■ RECORDS SUPPLIED:
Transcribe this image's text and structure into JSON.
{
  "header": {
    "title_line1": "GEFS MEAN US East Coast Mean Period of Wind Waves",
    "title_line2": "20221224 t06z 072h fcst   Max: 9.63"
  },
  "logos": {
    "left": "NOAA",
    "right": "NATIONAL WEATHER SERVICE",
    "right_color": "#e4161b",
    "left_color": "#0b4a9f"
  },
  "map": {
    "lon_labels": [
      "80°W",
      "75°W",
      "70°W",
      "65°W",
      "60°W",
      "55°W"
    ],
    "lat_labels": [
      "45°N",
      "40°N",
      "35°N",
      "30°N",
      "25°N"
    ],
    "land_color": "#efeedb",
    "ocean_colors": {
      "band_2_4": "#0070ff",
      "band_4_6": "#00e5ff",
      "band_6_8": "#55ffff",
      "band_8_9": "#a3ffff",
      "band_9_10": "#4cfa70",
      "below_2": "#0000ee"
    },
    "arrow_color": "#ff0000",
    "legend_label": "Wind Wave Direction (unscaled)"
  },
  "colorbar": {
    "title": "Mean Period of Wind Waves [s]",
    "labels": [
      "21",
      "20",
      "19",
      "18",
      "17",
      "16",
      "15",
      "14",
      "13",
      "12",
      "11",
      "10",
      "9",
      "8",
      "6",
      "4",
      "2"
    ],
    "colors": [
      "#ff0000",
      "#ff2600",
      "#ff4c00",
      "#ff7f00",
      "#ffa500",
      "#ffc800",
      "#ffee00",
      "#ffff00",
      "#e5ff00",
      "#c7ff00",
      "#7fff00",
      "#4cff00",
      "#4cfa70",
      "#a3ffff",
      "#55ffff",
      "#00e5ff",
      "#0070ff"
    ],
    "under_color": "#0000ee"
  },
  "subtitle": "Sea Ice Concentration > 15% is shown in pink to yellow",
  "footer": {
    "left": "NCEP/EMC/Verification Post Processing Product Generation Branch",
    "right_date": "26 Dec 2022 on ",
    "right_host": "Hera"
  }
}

■ WHAT NEEDS TO BE DONE:
Pick out all lines containing the string "Waves".

■ SOLUTION TO THE PROBLEM:
    "title_line1": "GEFS MEAN US East Coast Mean Period of Wind Waves",
    "title": "Mean Period of Wind Waves [s]",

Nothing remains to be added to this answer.